Exercise task:
Don't copy the pictures; return every other part of the records exactly.

Input records:
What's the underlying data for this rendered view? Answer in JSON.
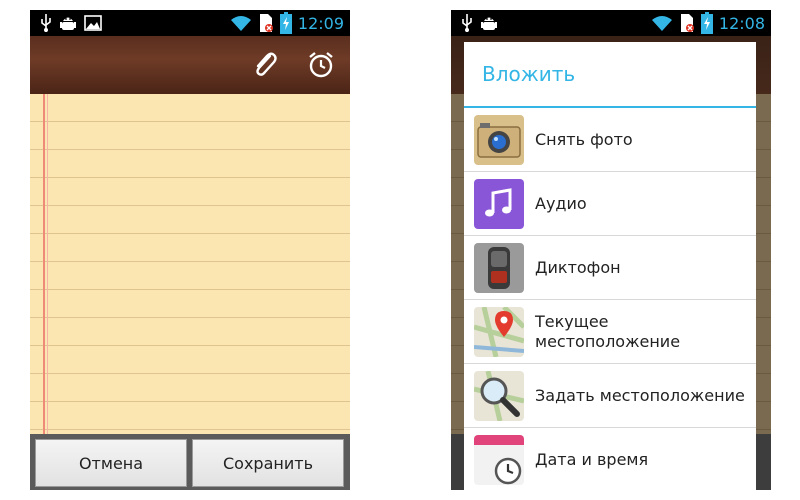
{
  "left_screen": {
    "status_bar": {
      "time": "12:09",
      "left_icons": [
        "usb-icon",
        "android-debug-icon",
        "image-notification-icon"
      ],
      "right_icons": [
        "wifi-icon",
        "sim-missing-icon",
        "battery-charging-icon"
      ]
    },
    "toolbar": {
      "icons": [
        "paperclip-icon",
        "alarm-clock-icon"
      ]
    },
    "buttons": {
      "cancel": "Отмена",
      "save": "Сохранить"
    }
  },
  "right_screen": {
    "status_bar": {
      "time": "12:08",
      "left_icons": [
        "usb-icon",
        "android-debug-icon"
      ],
      "right_icons": [
        "wifi-icon",
        "sim-missing-icon",
        "battery-charging-icon"
      ]
    },
    "dialog": {
      "title": "Вложить",
      "items": [
        {
          "label": "Снять фото",
          "icon": "camera-icon"
        },
        {
          "label": "Аудио",
          "icon": "music-note-icon"
        },
        {
          "label": "Диктофон",
          "icon": "voice-recorder-icon"
        },
        {
          "label": "Текущее\nместоположение",
          "icon": "map-pin-icon"
        },
        {
          "label": "Задать местоположение",
          "icon": "map-search-icon"
        },
        {
          "label": "Дата и время",
          "icon": "calendar-clock-icon"
        }
      ]
    }
  },
  "colors": {
    "accent": "#33b5e5",
    "paper": "#fbe5b0",
    "wood": "#5a2e1e"
  }
}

Reply to the exercise:
What's the underlying data for this rendered view? Answer in JSON.
{
  "left_screen": {
    "status_bar": {
      "time": "12:09",
      "left_icons": [
        "usb-icon",
        "android-debug-icon",
        "image-notification-icon"
      ],
      "right_icons": [
        "wifi-icon",
        "sim-missing-icon",
        "battery-charging-icon"
      ]
    },
    "toolbar": {
      "icons": [
        "paperclip-icon",
        "alarm-clock-icon"
      ]
    },
    "buttons": {
      "cancel": "Отмена",
      "save": "Сохранить"
    }
  },
  "right_screen": {
    "status_bar": {
      "time": "12:08",
      "left_icons": [
        "usb-icon",
        "android-debug-icon"
      ],
      "right_icons": [
        "wifi-icon",
        "sim-missing-icon",
        "battery-charging-icon"
      ]
    },
    "dialog": {
      "title": "Вложить",
      "items": [
        {
          "label": "Снять фото",
          "icon": "camera-icon"
        },
        {
          "label": "Аудио",
          "icon": "music-note-icon"
        },
        {
          "label": "Диктофон",
          "icon": "voice-recorder-icon"
        },
        {
          "label": "Текущее\nместоположение",
          "icon": "map-pin-icon"
        },
        {
          "label": "Задать местоположение",
          "icon": "map-search-icon"
        },
        {
          "label": "Дата и время",
          "icon": "calendar-clock-icon"
        }
      ]
    }
  },
  "colors": {
    "accent": "#33b5e5",
    "paper": "#fbe5b0",
    "wood": "#5a2e1e"
  }
}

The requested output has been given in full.